• **Dataset records**:
----
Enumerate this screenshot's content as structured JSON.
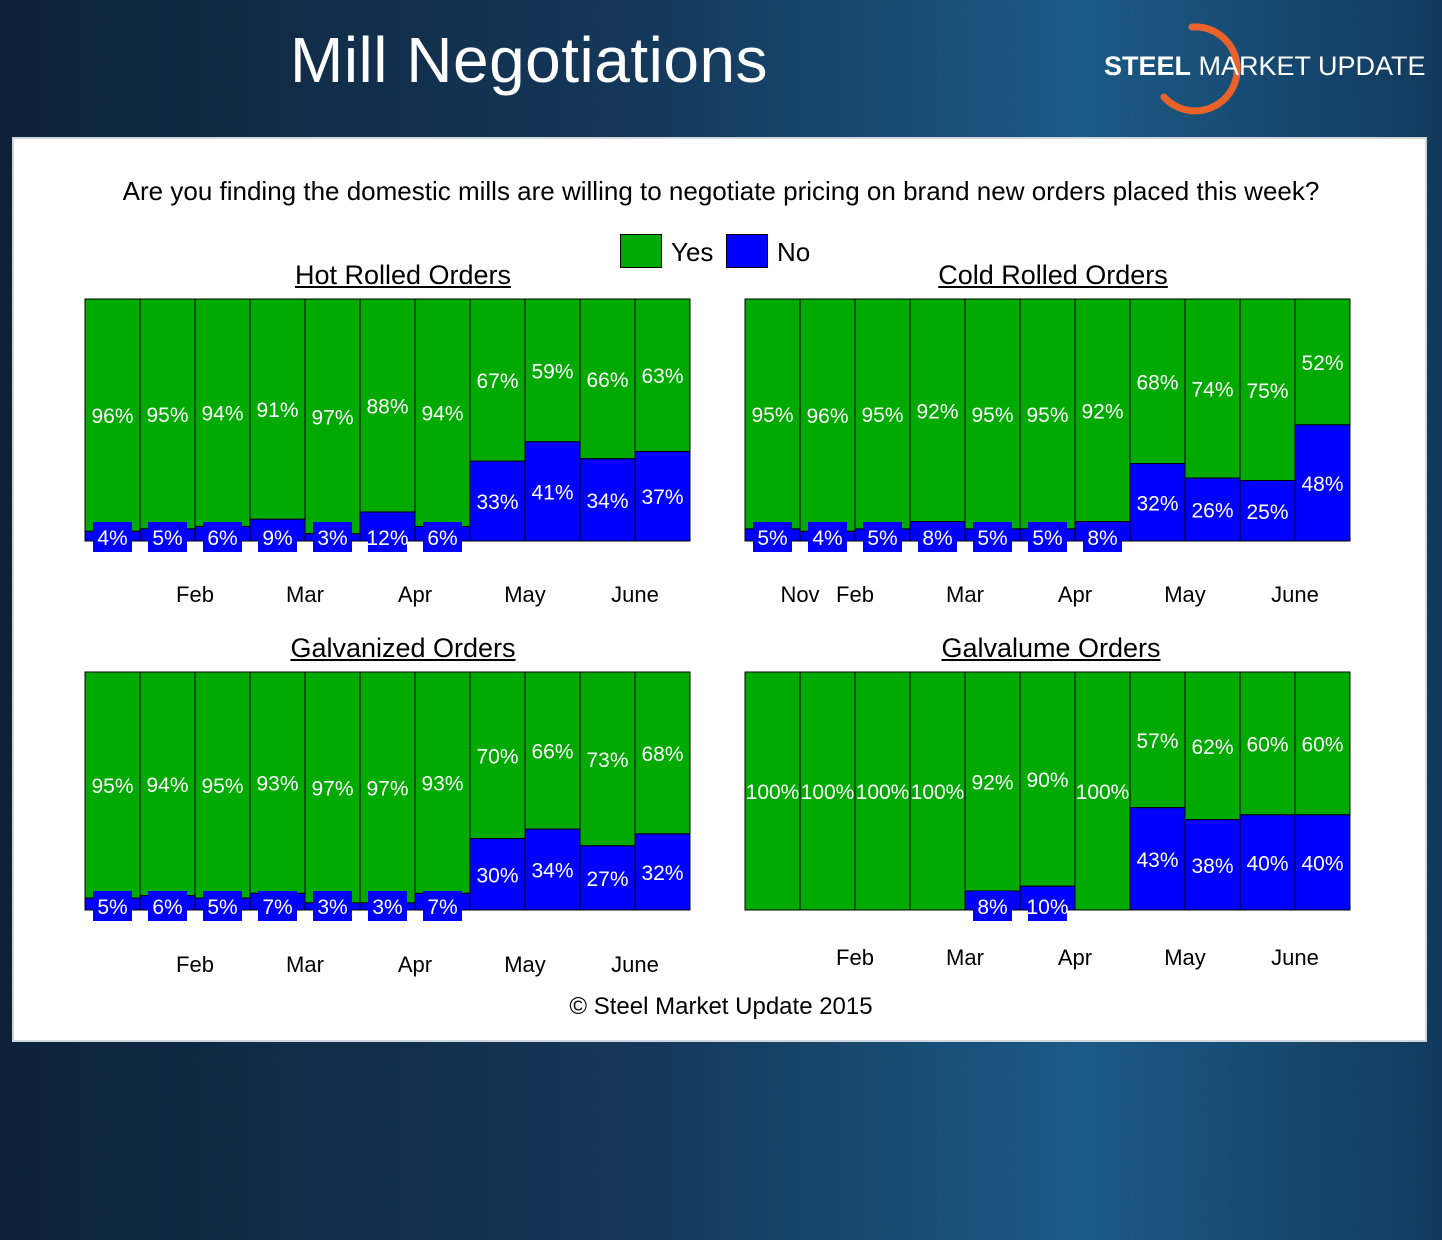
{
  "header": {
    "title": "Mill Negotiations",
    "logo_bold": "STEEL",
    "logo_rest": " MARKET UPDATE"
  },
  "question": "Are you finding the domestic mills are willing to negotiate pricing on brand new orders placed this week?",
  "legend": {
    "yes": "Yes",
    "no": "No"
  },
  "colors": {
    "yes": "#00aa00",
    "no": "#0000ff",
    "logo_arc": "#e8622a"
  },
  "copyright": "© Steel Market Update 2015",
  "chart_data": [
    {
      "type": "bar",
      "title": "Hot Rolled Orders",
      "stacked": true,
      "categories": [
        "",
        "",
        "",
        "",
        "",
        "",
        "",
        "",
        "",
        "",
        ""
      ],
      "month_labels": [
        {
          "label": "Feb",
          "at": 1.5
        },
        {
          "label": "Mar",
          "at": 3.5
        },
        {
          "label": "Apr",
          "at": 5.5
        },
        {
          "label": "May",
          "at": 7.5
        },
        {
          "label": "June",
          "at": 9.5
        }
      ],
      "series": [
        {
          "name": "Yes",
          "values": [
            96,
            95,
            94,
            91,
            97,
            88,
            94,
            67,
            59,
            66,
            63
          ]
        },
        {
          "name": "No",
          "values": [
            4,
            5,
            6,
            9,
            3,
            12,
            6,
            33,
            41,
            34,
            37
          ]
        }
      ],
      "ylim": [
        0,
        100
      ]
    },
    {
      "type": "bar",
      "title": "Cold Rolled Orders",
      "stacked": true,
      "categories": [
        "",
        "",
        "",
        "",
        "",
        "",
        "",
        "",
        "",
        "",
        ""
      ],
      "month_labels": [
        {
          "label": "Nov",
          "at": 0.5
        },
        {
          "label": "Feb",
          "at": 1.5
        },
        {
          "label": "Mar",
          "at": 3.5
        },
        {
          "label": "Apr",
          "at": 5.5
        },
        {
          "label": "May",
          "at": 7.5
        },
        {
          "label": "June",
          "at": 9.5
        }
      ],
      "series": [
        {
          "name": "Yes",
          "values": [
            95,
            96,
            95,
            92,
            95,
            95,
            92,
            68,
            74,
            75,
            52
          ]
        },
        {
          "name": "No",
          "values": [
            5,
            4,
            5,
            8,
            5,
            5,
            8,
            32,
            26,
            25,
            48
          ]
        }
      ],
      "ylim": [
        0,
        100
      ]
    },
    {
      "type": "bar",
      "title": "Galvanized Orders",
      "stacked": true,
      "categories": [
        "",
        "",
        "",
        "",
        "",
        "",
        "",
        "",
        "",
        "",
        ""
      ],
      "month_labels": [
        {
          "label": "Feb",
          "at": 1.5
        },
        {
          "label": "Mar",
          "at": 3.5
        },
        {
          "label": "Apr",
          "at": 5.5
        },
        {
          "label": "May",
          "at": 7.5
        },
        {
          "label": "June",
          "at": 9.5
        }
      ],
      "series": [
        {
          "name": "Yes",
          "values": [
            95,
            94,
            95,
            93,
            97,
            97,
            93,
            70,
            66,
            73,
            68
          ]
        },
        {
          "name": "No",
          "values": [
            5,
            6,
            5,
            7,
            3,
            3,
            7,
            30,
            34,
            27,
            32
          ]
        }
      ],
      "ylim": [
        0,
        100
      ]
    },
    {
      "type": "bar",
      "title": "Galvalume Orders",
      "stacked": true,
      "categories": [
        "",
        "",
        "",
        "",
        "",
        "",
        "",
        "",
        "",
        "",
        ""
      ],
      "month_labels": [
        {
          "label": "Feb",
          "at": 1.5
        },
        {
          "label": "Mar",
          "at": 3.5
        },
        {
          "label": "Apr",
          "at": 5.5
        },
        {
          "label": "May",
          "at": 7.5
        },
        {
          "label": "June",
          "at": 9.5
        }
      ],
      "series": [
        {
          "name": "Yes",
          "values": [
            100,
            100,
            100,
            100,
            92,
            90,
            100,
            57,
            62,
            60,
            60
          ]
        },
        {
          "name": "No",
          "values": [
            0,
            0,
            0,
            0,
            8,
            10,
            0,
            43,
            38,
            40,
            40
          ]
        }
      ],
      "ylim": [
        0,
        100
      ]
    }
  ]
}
----
• **Aim**:
Give back each entry exactly as it appears, with no pictures.

• **Full output**:
Enumerate this screenshot's content as structured JSON.
{
  "header": {
    "title": "Mill Negotiations",
    "logo_bold": "STEEL",
    "logo_rest": " MARKET UPDATE"
  },
  "question": "Are you finding the domestic mills are willing to negotiate pricing on brand new orders placed this week?",
  "legend": {
    "yes": "Yes",
    "no": "No"
  },
  "colors": {
    "yes": "#00aa00",
    "no": "#0000ff",
    "logo_arc": "#e8622a"
  },
  "copyright": "© Steel Market Update 2015",
  "chart_data": [
    {
      "type": "bar",
      "title": "Hot Rolled Orders",
      "stacked": true,
      "categories": [
        "",
        "",
        "",
        "",
        "",
        "",
        "",
        "",
        "",
        "",
        ""
      ],
      "month_labels": [
        {
          "label": "Feb",
          "at": 1.5
        },
        {
          "label": "Mar",
          "at": 3.5
        },
        {
          "label": "Apr",
          "at": 5.5
        },
        {
          "label": "May",
          "at": 7.5
        },
        {
          "label": "June",
          "at": 9.5
        }
      ],
      "series": [
        {
          "name": "Yes",
          "values": [
            96,
            95,
            94,
            91,
            97,
            88,
            94,
            67,
            59,
            66,
            63
          ]
        },
        {
          "name": "No",
          "values": [
            4,
            5,
            6,
            9,
            3,
            12,
            6,
            33,
            41,
            34,
            37
          ]
        }
      ],
      "ylim": [
        0,
        100
      ]
    },
    {
      "type": "bar",
      "title": "Cold Rolled Orders",
      "stacked": true,
      "categories": [
        "",
        "",
        "",
        "",
        "",
        "",
        "",
        "",
        "",
        "",
        ""
      ],
      "month_labels": [
        {
          "label": "Nov",
          "at": 0.5
        },
        {
          "label": "Feb",
          "at": 1.5
        },
        {
          "label": "Mar",
          "at": 3.5
        },
        {
          "label": "Apr",
          "at": 5.5
        },
        {
          "label": "May",
          "at": 7.5
        },
        {
          "label": "June",
          "at": 9.5
        }
      ],
      "series": [
        {
          "name": "Yes",
          "values": [
            95,
            96,
            95,
            92,
            95,
            95,
            92,
            68,
            74,
            75,
            52
          ]
        },
        {
          "name": "No",
          "values": [
            5,
            4,
            5,
            8,
            5,
            5,
            8,
            32,
            26,
            25,
            48
          ]
        }
      ],
      "ylim": [
        0,
        100
      ]
    },
    {
      "type": "bar",
      "title": "Galvanized Orders",
      "stacked": true,
      "categories": [
        "",
        "",
        "",
        "",
        "",
        "",
        "",
        "",
        "",
        "",
        ""
      ],
      "month_labels": [
        {
          "label": "Feb",
          "at": 1.5
        },
        {
          "label": "Mar",
          "at": 3.5
        },
        {
          "label": "Apr",
          "at": 5.5
        },
        {
          "label": "May",
          "at": 7.5
        },
        {
          "label": "June",
          "at": 9.5
        }
      ],
      "series": [
        {
          "name": "Yes",
          "values": [
            95,
            94,
            95,
            93,
            97,
            97,
            93,
            70,
            66,
            73,
            68
          ]
        },
        {
          "name": "No",
          "values": [
            5,
            6,
            5,
            7,
            3,
            3,
            7,
            30,
            34,
            27,
            32
          ]
        }
      ],
      "ylim": [
        0,
        100
      ]
    },
    {
      "type": "bar",
      "title": "Galvalume Orders",
      "stacked": true,
      "categories": [
        "",
        "",
        "",
        "",
        "",
        "",
        "",
        "",
        "",
        "",
        ""
      ],
      "month_labels": [
        {
          "label": "Feb",
          "at": 1.5
        },
        {
          "label": "Mar",
          "at": 3.5
        },
        {
          "label": "Apr",
          "at": 5.5
        },
        {
          "label": "May",
          "at": 7.5
        },
        {
          "label": "June",
          "at": 9.5
        }
      ],
      "series": [
        {
          "name": "Yes",
          "values": [
            100,
            100,
            100,
            100,
            92,
            90,
            100,
            57,
            62,
            60,
            60
          ]
        },
        {
          "name": "No",
          "values": [
            0,
            0,
            0,
            0,
            8,
            10,
            0,
            43,
            38,
            40,
            40
          ]
        }
      ],
      "ylim": [
        0,
        100
      ]
    }
  ]
}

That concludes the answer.